--- START OF Input records ---

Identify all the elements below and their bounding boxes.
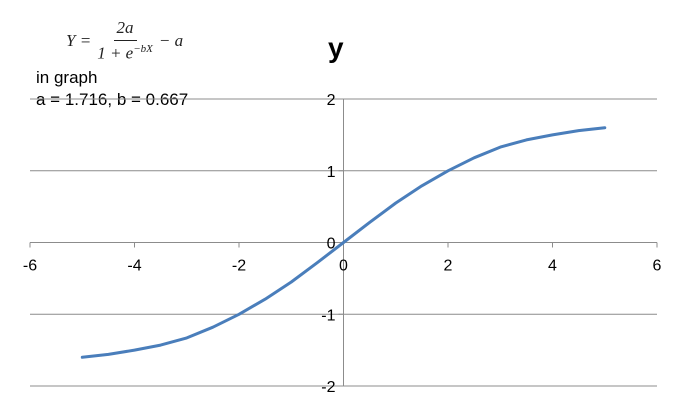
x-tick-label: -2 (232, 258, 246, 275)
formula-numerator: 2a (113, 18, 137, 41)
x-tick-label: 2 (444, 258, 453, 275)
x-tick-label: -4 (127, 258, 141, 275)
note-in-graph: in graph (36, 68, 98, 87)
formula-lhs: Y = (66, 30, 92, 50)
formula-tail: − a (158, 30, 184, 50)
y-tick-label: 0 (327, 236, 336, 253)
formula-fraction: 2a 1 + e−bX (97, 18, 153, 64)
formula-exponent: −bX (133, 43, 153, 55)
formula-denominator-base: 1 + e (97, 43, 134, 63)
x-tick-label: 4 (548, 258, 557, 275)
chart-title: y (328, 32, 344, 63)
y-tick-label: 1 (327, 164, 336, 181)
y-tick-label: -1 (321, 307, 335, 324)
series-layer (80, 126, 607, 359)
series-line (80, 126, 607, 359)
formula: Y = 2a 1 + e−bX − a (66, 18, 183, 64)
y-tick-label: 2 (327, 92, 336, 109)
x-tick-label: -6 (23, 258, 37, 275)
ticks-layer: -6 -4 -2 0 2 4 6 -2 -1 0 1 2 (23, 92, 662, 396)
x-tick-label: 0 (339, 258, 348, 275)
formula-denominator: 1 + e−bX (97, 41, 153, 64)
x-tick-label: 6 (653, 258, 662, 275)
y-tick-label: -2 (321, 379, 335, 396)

--- END OF Input records ---

Please copy the material above line for line with no changes, leaving the picture out of your answer.

[The result]
Identify all the elements below and their bounding boxes.
x-tick-label: -2 (232, 258, 246, 275)
formula-numerator: 2a (113, 18, 137, 41)
x-tick-label: 2 (444, 258, 453, 275)
x-tick-label: -4 (127, 258, 141, 275)
note-in-graph: in graph (36, 68, 98, 87)
formula-lhs: Y = (66, 30, 92, 50)
formula-tail: − a (158, 30, 184, 50)
y-tick-label: 0 (327, 236, 336, 253)
formula-fraction: 2a 1 + e−bX (97, 18, 153, 64)
formula-exponent: −bX (133, 43, 153, 55)
formula-denominator-base: 1 + e (97, 43, 134, 63)
x-tick-label: 4 (548, 258, 557, 275)
chart-title: y (328, 32, 344, 63)
y-tick-label: 1 (327, 164, 336, 181)
y-tick-label: -1 (321, 307, 335, 324)
series-layer (80, 126, 607, 359)
series-line (80, 126, 607, 359)
formula: Y = 2a 1 + e−bX − a (66, 18, 183, 64)
y-tick-label: 2 (327, 92, 336, 109)
x-tick-label: -6 (23, 258, 37, 275)
ticks-layer: -6 -4 -2 0 2 4 6 -2 -1 0 1 2 (23, 92, 662, 396)
x-tick-label: 0 (339, 258, 348, 275)
formula-denominator: 1 + e−bX (97, 41, 153, 64)
x-tick-label: 6 (653, 258, 662, 275)
y-tick-label: -2 (321, 379, 335, 396)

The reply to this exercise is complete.